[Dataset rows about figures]
[start]

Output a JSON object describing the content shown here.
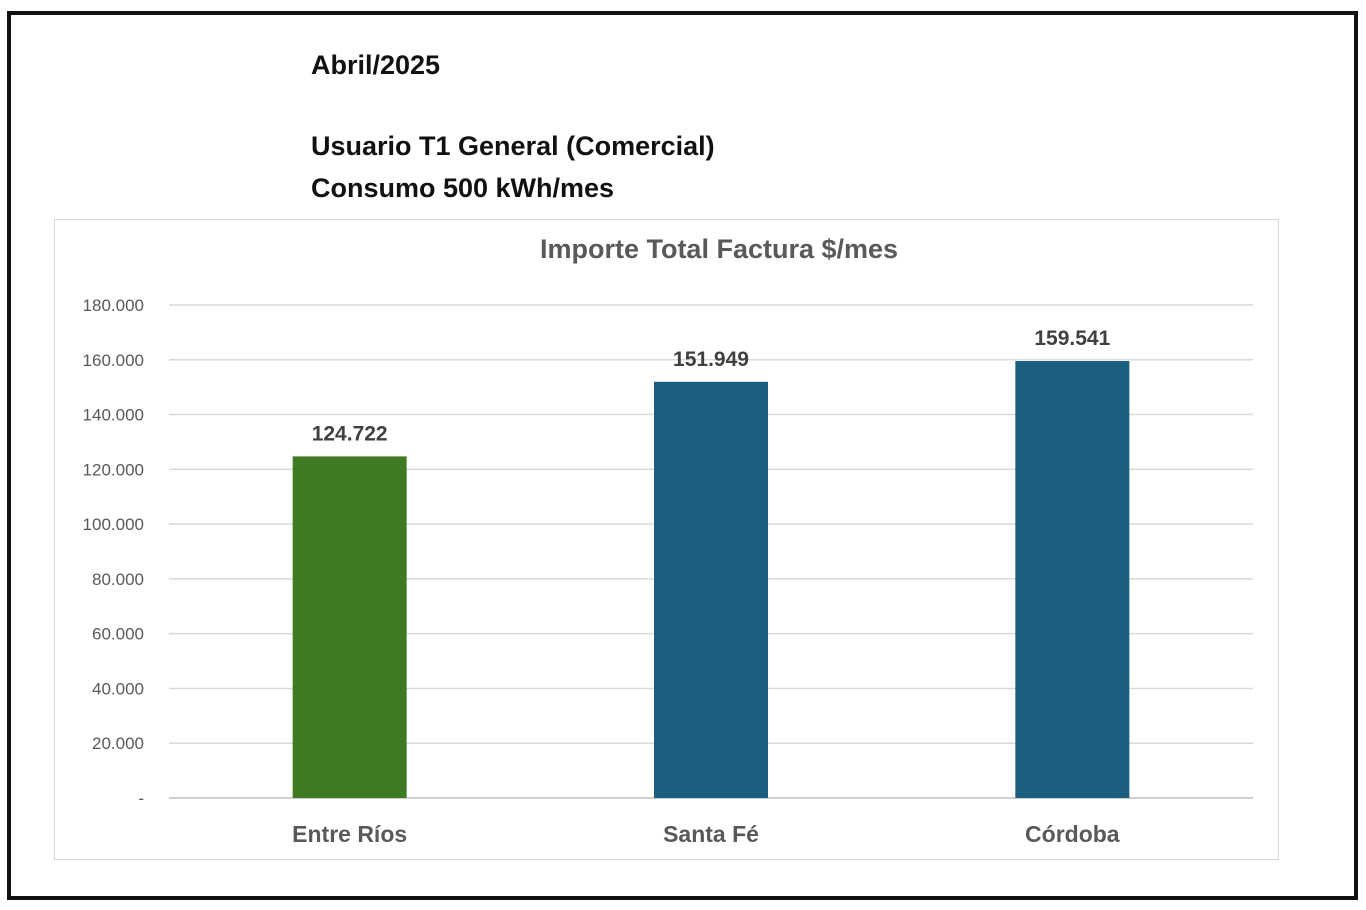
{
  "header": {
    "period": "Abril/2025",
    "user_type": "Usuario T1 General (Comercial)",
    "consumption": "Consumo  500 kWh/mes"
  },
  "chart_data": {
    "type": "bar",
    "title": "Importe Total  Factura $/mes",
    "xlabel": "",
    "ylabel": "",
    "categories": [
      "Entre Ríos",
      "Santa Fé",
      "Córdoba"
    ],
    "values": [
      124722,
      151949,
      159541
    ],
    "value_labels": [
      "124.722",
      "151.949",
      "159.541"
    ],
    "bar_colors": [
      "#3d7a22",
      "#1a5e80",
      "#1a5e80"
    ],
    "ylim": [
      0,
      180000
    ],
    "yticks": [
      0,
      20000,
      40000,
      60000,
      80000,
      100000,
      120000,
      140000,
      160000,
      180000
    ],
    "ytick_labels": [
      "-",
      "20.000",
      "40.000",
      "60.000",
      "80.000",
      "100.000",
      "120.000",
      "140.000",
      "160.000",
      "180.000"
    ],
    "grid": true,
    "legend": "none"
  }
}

[end]

● **AIM OF THE EXERCISE**: All the lines above are to be given again exactly as they read, with the pictures removed.

● **EXERCISE RESULT**:
Output a JSON object describing the content shown here.
{
  "header": {
    "period": "Abril/2025",
    "user_type": "Usuario T1 General (Comercial)",
    "consumption": "Consumo  500 kWh/mes"
  },
  "chart_data": {
    "type": "bar",
    "title": "Importe Total  Factura $/mes",
    "xlabel": "",
    "ylabel": "",
    "categories": [
      "Entre Ríos",
      "Santa Fé",
      "Córdoba"
    ],
    "values": [
      124722,
      151949,
      159541
    ],
    "value_labels": [
      "124.722",
      "151.949",
      "159.541"
    ],
    "bar_colors": [
      "#3d7a22",
      "#1a5e80",
      "#1a5e80"
    ],
    "ylim": [
      0,
      180000
    ],
    "yticks": [
      0,
      20000,
      40000,
      60000,
      80000,
      100000,
      120000,
      140000,
      160000,
      180000
    ],
    "ytick_labels": [
      "-",
      "20.000",
      "40.000",
      "60.000",
      "80.000",
      "100.000",
      "120.000",
      "140.000",
      "160.000",
      "180.000"
    ],
    "grid": true,
    "legend": "none"
  }
}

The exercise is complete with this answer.